> _STATED GOAL_
All of the material below is to be repeated exactly.

> _RECORDS SHOWN_
::::::::

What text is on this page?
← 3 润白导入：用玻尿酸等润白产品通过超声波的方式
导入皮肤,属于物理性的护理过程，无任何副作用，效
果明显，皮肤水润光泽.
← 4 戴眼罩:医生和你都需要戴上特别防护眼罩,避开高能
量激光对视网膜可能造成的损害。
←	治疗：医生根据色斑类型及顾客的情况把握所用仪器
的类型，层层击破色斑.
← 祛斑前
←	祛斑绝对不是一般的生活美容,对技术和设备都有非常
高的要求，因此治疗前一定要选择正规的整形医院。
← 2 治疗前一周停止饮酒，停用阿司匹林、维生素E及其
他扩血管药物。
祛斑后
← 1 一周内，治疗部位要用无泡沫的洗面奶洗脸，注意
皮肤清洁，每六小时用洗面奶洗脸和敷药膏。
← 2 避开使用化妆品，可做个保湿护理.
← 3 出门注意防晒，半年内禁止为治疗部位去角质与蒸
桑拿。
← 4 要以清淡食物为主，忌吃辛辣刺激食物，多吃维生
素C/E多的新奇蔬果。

::::::::

> _EXERCISE OUTPUT_
What text is on this page?
← 3 润白导入：用玻尿酸等润白产品通过超声波的方式
导入皮肤,属于物理性的护理过程，无任何副作用，效
果明显，皮肤水润光泽.
← 4 戴眼罩:医生和你都需要戴上特别防护眼罩,避开高能
量激光对视网膜可能造成的损害。
←	治疗：医生根据色斑类型及顾客的情况把握所用仪器
的类型，层层击破色斑.
← 祛斑前
←	祛斑绝对不是一般的生活美容,对技术和设备都有非常
高的要求，因此治疗前一定要选择正规的整形医院。
← 2 治疗前一周停止饮酒，停用阿司匹林、维生素E及其
他扩血管药物。
祛斑后
← 1 一周内，治疗部位要用无泡沫的洗面奶洗脸，注意
皮肤清洁，每六小时用洗面奶洗脸和敷药膏。
← 2 避开使用化妆品，可做个保湿护理.
← 3 出门注意防晒，半年内禁止为治疗部位去角质与蒸
桑拿。
← 4 要以清淡食物为主，忌吃辛辣刺激食物，多吃维生
素C/E多的新奇蔬果。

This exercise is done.